**WHAT IS REQUIRED**
Copy out each line of the material below with no changes.

[START OF LISTED ENTRIES]

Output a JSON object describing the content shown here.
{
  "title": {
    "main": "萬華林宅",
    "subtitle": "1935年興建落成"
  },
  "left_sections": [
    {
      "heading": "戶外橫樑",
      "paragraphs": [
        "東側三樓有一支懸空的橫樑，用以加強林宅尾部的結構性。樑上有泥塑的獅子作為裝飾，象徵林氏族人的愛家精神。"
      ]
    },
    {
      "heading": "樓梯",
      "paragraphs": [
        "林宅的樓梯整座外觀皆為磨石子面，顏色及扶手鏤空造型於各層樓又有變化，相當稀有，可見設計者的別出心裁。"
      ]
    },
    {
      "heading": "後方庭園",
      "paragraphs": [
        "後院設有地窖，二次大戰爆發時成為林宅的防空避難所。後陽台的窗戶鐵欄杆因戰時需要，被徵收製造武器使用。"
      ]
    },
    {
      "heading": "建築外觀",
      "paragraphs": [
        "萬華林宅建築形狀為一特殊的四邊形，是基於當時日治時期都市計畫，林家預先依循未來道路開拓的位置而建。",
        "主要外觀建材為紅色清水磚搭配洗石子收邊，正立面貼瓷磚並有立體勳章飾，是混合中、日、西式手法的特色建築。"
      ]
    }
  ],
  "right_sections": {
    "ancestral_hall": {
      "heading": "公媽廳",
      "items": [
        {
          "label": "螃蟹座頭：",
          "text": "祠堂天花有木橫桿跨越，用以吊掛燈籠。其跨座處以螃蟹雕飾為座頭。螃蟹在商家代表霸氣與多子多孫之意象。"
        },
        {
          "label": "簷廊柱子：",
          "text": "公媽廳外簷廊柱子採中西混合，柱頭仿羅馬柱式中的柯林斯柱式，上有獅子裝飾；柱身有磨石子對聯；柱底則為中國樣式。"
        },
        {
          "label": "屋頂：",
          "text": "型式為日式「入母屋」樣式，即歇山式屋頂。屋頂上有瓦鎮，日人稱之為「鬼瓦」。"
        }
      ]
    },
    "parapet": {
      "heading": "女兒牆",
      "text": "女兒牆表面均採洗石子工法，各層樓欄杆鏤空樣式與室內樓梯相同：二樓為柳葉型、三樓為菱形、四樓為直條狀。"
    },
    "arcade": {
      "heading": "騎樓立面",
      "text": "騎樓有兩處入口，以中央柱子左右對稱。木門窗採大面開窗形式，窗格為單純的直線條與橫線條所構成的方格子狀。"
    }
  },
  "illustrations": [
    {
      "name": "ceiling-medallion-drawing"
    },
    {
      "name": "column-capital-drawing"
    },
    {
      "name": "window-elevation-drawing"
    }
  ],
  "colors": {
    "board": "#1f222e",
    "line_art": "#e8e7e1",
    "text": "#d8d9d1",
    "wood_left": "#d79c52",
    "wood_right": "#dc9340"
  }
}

[END OF LISTED ENTRIES]

**RESULT FOR THIS TASK**
Output a JSON object describing the content shown here.
{
  "title": {
    "main": "萬華林宅",
    "subtitle": "1935年興建落成"
  },
  "left_sections": [
    {
      "heading": "戶外橫樑",
      "paragraphs": [
        "東側三樓有一支懸空的橫樑，用以加強林宅尾部的結構性。樑上有泥塑的獅子作為裝飾，象徵林氏族人的愛家精神。"
      ]
    },
    {
      "heading": "樓梯",
      "paragraphs": [
        "林宅的樓梯整座外觀皆為磨石子面，顏色及扶手鏤空造型於各層樓又有變化，相當稀有，可見設計者的別出心裁。"
      ]
    },
    {
      "heading": "後方庭園",
      "paragraphs": [
        "後院設有地窖，二次大戰爆發時成為林宅的防空避難所。後陽台的窗戶鐵欄杆因戰時需要，被徵收製造武器使用。"
      ]
    },
    {
      "heading": "建築外觀",
      "paragraphs": [
        "萬華林宅建築形狀為一特殊的四邊形，是基於當時日治時期都市計畫，林家預先依循未來道路開拓的位置而建。",
        "主要外觀建材為紅色清水磚搭配洗石子收邊，正立面貼瓷磚並有立體勳章飾，是混合中、日、西式手法的特色建築。"
      ]
    }
  ],
  "right_sections": {
    "ancestral_hall": {
      "heading": "公媽廳",
      "items": [
        {
          "label": "螃蟹座頭：",
          "text": "祠堂天花有木橫桿跨越，用以吊掛燈籠。其跨座處以螃蟹雕飾為座頭。螃蟹在商家代表霸氣與多子多孫之意象。"
        },
        {
          "label": "簷廊柱子：",
          "text": "公媽廳外簷廊柱子採中西混合，柱頭仿羅馬柱式中的柯林斯柱式，上有獅子裝飾；柱身有磨石子對聯；柱底則為中國樣式。"
        },
        {
          "label": "屋頂：",
          "text": "型式為日式「入母屋」樣式，即歇山式屋頂。屋頂上有瓦鎮，日人稱之為「鬼瓦」。"
        }
      ]
    },
    "parapet": {
      "heading": "女兒牆",
      "text": "女兒牆表面均採洗石子工法，各層樓欄杆鏤空樣式與室內樓梯相同：二樓為柳葉型、三樓為菱形、四樓為直條狀。"
    },
    "arcade": {
      "heading": "騎樓立面",
      "text": "騎樓有兩處入口，以中央柱子左右對稱。木門窗採大面開窗形式，窗格為單純的直線條與橫線條所構成的方格子狀。"
    }
  },
  "illustrations": [
    {
      "name": "ceiling-medallion-drawing"
    },
    {
      "name": "column-capital-drawing"
    },
    {
      "name": "window-elevation-drawing"
    }
  ],
  "colors": {
    "board": "#1f222e",
    "line_art": "#e8e7e1",
    "text": "#d8d9d1",
    "wood_left": "#d79c52",
    "wood_right": "#dc9340"
  }
}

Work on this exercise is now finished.